*Data for the task*.
+++

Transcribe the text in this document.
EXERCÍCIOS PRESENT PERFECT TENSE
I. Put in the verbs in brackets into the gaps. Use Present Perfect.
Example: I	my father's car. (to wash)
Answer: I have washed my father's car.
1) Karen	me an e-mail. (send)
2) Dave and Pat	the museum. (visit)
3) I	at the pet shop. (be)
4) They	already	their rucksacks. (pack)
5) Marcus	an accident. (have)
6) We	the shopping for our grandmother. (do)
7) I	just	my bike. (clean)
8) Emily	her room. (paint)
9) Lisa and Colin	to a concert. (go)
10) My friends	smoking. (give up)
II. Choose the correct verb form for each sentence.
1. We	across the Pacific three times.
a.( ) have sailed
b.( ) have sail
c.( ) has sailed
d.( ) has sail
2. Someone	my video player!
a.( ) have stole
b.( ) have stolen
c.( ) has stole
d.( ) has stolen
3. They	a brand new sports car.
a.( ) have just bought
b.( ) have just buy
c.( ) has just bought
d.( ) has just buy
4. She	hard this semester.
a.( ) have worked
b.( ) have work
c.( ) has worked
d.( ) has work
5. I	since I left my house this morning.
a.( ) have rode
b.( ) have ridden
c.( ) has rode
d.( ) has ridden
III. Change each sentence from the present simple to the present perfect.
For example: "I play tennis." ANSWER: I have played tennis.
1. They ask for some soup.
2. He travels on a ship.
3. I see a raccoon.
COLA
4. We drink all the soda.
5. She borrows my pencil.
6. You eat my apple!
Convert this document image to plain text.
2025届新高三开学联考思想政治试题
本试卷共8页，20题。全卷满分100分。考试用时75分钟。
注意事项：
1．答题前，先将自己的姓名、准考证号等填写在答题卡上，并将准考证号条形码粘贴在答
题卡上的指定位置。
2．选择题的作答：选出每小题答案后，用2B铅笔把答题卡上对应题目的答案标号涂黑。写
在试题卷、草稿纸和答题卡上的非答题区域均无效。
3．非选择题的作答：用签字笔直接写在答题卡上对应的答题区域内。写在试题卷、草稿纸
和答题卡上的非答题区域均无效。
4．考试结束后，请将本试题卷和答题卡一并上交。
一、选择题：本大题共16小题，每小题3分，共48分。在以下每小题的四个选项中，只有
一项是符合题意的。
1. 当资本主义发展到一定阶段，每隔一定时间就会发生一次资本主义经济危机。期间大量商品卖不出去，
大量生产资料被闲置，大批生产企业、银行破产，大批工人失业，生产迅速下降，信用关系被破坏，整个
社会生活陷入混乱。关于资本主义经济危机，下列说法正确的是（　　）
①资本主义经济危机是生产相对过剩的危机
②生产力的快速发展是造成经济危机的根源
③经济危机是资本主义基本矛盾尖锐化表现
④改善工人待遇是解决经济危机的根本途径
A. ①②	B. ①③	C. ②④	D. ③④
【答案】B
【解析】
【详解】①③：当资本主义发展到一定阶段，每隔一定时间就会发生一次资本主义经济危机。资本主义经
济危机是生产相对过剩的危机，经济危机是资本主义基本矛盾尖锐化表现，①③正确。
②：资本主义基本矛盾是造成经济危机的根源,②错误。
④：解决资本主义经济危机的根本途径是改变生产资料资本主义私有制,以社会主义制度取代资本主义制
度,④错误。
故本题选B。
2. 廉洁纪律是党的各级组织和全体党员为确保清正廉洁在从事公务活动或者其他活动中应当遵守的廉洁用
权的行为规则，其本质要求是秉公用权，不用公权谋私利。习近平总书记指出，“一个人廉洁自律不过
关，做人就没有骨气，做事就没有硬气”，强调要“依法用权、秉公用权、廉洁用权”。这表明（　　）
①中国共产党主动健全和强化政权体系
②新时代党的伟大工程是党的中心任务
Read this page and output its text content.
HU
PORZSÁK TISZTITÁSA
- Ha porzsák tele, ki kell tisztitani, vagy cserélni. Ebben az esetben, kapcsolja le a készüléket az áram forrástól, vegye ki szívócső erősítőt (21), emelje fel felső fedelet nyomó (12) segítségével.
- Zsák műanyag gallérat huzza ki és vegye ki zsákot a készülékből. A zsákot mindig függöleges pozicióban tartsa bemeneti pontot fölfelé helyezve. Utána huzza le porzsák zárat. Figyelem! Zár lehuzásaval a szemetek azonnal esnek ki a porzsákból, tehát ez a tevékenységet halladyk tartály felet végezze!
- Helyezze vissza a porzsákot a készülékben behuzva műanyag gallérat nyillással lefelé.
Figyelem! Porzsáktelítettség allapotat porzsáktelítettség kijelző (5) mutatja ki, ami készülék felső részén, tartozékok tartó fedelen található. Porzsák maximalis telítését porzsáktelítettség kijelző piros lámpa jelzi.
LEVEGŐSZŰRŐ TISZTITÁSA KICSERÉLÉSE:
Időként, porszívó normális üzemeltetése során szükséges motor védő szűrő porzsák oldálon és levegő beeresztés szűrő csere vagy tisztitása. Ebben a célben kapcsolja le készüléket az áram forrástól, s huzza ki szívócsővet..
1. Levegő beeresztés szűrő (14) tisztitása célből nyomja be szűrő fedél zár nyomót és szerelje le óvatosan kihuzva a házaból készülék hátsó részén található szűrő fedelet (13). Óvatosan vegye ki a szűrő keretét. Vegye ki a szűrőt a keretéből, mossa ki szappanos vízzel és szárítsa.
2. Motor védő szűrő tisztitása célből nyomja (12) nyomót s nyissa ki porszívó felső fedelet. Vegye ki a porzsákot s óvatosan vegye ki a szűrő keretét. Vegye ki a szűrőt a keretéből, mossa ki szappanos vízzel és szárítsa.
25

+++

Would you give the material above again, complete and exact?

Transcribe the text in this document.
EXERCÍCIOS PRESENT PERFECT TENSE
I. Put in the verbs in brackets into the gaps. Use Present Perfect.
Example: I	my father's car. (to wash)
Answer: I have washed my father's car.
1) Karen	me an e-mail. (send)
2) Dave and Pat	the museum. (visit)
3) I	at the pet shop. (be)
4) They	already	their rucksacks. (pack)
5) Marcus	an accident. (have)
6) We	the shopping for our grandmother. (do)
7) I	just	my bike. (clean)
8) Emily	her room. (paint)
9) Lisa and Colin	to a concert. (go)
10) My friends	smoking. (give up)
II. Choose the correct verb form for each sentence.
1. We	across the Pacific three times.
a.( ) have sailed
b.( ) have sail
c.( ) has sailed
d.( ) has sail
2. Someone	my video player!
a.( ) have stole
b.( ) have stolen
c.( ) has stole
d.( ) has stolen
3. They	a brand new sports car.
a.( ) have just bought
b.( ) have just buy
c.( ) has just bought
d.( ) has just buy
4. She	hard this semester.
a.( ) have worked
b.( ) have work
c.( ) has worked
d.( ) has work
5. I	since I left my house this morning.
a.( ) have rode
b.( ) have ridden
c.( ) has rode
d.( ) has ridden
III. Change each sentence from the present simple to the present perfect.
For example: "I play tennis." ANSWER: I have played tennis.
1. They ask for some soup.
2. He travels on a ship.
3. I see a raccoon.
COLA
4. We drink all the soda.
5. She borrows my pencil.
6. You eat my apple!
Convert this document image to plain text.
2025届新高三开学联考思想政治试题
本试卷共8页，20题。全卷满分100分。考试用时75分钟。
注意事项：
1．答题前，先将自己的姓名、准考证号等填写在答题卡上，并将准考证号条形码粘贴在答
题卡上的指定位置。
2．选择题的作答：选出每小题答案后，用2B铅笔把答题卡上对应题目的答案标号涂黑。写
在试题卷、草稿纸和答题卡上的非答题区域均无效。
3．非选择题的作答：用签字笔直接写在答题卡上对应的答题区域内。写在试题卷、草稿纸
和答题卡上的非答题区域均无效。
4．考试结束后，请将本试题卷和答题卡一并上交。
一、选择题：本大题共16小题，每小题3分，共48分。在以下每小题的四个选项中，只有
一项是符合题意的。
1. 当资本主义发展到一定阶段，每隔一定时间就会发生一次资本主义经济危机。期间大量商品卖不出去，
大量生产资料被闲置，大批生产企业、银行破产，大批工人失业，生产迅速下降，信用关系被破坏，整个
社会生活陷入混乱。关于资本主义经济危机，下列说法正确的是（　　）
①资本主义经济危机是生产相对过剩的危机
②生产力的快速发展是造成经济危机的根源
③经济危机是资本主义基本矛盾尖锐化表现
④改善工人待遇是解决经济危机的根本途径
A. ①②	B. ①③	C. ②④	D. ③④
【答案】B
【解析】
【详解】①③：当资本主义发展到一定阶段，每隔一定时间就会发生一次资本主义经济危机。资本主义经
济危机是生产相对过剩的危机，经济危机是资本主义基本矛盾尖锐化表现，①③正确。
②：资本主义基本矛盾是造成经济危机的根源,②错误。
④：解决资本主义经济危机的根本途径是改变生产资料资本主义私有制,以社会主义制度取代资本主义制
度,④错误。
故本题选B。
2. 廉洁纪律是党的各级组织和全体党员为确保清正廉洁在从事公务活动或者其他活动中应当遵守的廉洁用
权的行为规则，其本质要求是秉公用权，不用公权谋私利。习近平总书记指出，“一个人廉洁自律不过
关，做人就没有骨气，做事就没有硬气”，强调要“依法用权、秉公用权、廉洁用权”。这表明（　　）
①中国共产党主动健全和强化政权体系
②新时代党的伟大工程是党的中心任务
Read this page and output its text content.
HU
PORZSÁK TISZTITÁSA
- Ha porzsák tele, ki kell tisztitani, vagy cserélni. Ebben az esetben, kapcsolja le a készüléket az áram forrástól, vegye ki szívócső erősítőt (21), emelje fel felső fedelet nyomó (12) segítségével.
- Zsák műanyag gallérat huzza ki és vegye ki zsákot a készülékből. A zsákot mindig függöleges pozicióban tartsa bemeneti pontot fölfelé helyezve. Utána huzza le porzsák zárat. Figyelem! Zár lehuzásaval a szemetek azonnal esnek ki a porzsákból, tehát ez a tevékenységet halladyk tartály felet végezze!
- Helyezze vissza a porzsákot a készülékben behuzva műanyag gallérat nyillással lefelé.
Figyelem! Porzsáktelítettség allapotat porzsáktelítettség kijelző (5) mutatja ki, ami készülék felső részén, tartozékok tartó fedelen található. Porzsák maximalis telítését porzsáktelítettség kijelző piros lámpa jelzi.
LEVEGŐSZŰRŐ TISZTITÁSA KICSERÉLÉSE:
Időként, porszívó normális üzemeltetése során szükséges motor védő szűrő porzsák oldálon és levegő beeresztés szűrő csere vagy tisztitása. Ebben a célben kapcsolja le készüléket az áram forrástól, s huzza ki szívócsővet..
1. Levegő beeresztés szűrő (14) tisztitása célből nyomja be szűrő fedél zár nyomót és szerelje le óvatosan kihuzva a házaból készülék hátsó részén található szűrő fedelet (13). Óvatosan vegye ki a szűrő keretét. Vegye ki a szűrőt a keretéből, mossa ki szappanos vízzel és szárítsa.
2. Motor védő szűrő tisztitása célből nyomja (12) nyomót s nyissa ki porszívó felső fedelet. Vegye ki a porzsákot s óvatosan vegye ki a szűrő keretét. Vegye ki a szűrőt a keretéből, mossa ki szappanos vízzel és szárítsa.
25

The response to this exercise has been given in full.